## AIM OF THE EXERCISE
Skip every picture and transcribe the remaining material exactly.

———

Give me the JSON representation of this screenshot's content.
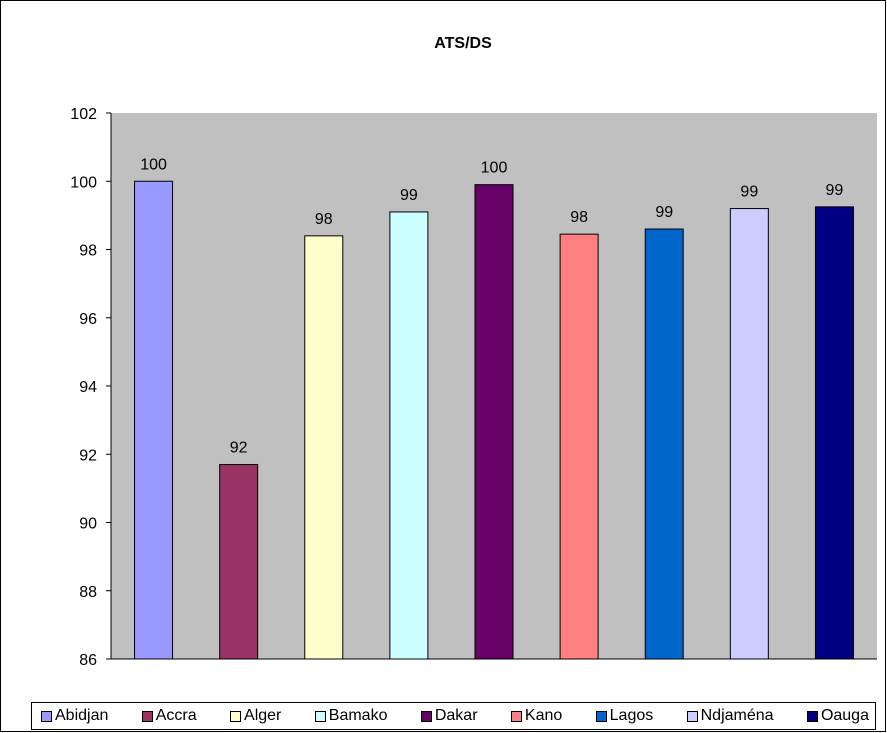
{
  "chart_data": {
    "type": "bar",
    "title": "ATS/DS",
    "xlabel": "",
    "ylabel": "",
    "categories": [
      "Abidjan",
      "Accra",
      "Alger",
      "Bamako",
      "Dakar",
      "Kano",
      "Lagos",
      "Ndjaména",
      "Oauga"
    ],
    "values": [
      100.0,
      91.7,
      98.4,
      99.1,
      99.9,
      98.45,
      98.6,
      99.2,
      99.25
    ],
    "labels": [
      "100",
      "92",
      "98",
      "99",
      "100",
      "98",
      "99",
      "99",
      "99"
    ],
    "colors": [
      "#9999FF",
      "#993366",
      "#FFFFCC",
      "#CCFFFF",
      "#660066",
      "#FF8080",
      "#0066CC",
      "#CCCCFF",
      "#000080"
    ],
    "yticks": [
      "86",
      "88",
      "90",
      "92",
      "94",
      "96",
      "98",
      "100",
      "102"
    ],
    "ylim": [
      86,
      102
    ],
    "grid": false,
    "plot_background": "#C0C0C0",
    "legend_position": "bottom"
  }
}
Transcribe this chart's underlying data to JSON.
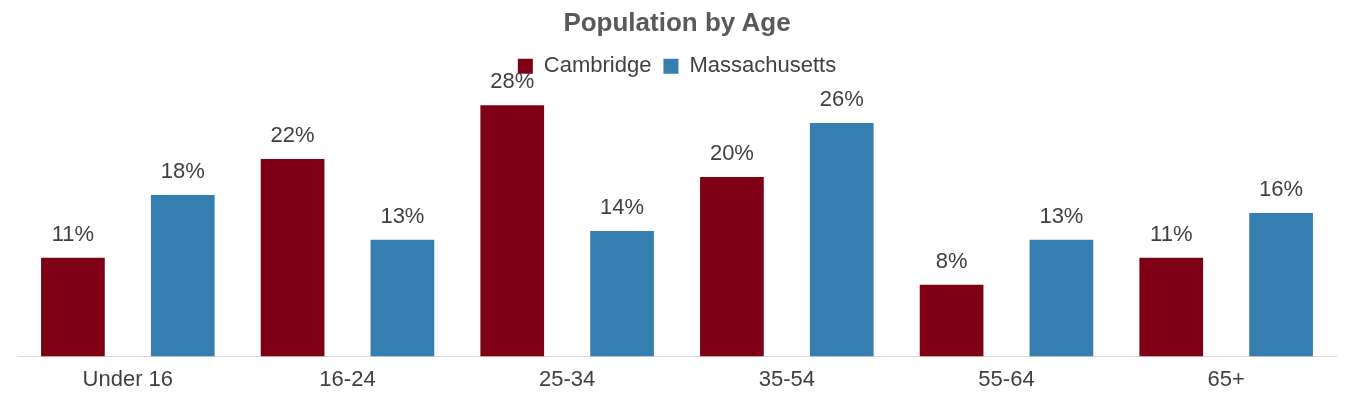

———

## WORKED SOLUTION
Give me the JSON representation of this screenshot's content.
{
  "chart_data": {
    "type": "bar",
    "title": "ATS/DS",
    "xlabel": "",
    "ylabel": "",
    "categories": [
      "Abidjan",
      "Accra",
      "Alger",
      "Bamako",
      "Dakar",
      "Kano",
      "Lagos",
      "Ndjaména",
      "Oauga"
    ],
    "values": [
      100.0,
      91.7,
      98.4,
      99.1,
      99.9,
      98.45,
      98.6,
      99.2,
      99.25
    ],
    "labels": [
      "100",
      "92",
      "98",
      "99",
      "100",
      "98",
      "99",
      "99",
      "99"
    ],
    "colors": [
      "#9999FF",
      "#993366",
      "#FFFFCC",
      "#CCFFFF",
      "#660066",
      "#FF8080",
      "#0066CC",
      "#CCCCFF",
      "#000080"
    ],
    "yticks": [
      "86",
      "88",
      "90",
      "92",
      "94",
      "96",
      "98",
      "100",
      "102"
    ],
    "ylim": [
      86,
      102
    ],
    "grid": false,
    "plot_background": "#C0C0C0",
    "legend_position": "bottom"
  }
}
Transcribe this chart's underlying data to JSON.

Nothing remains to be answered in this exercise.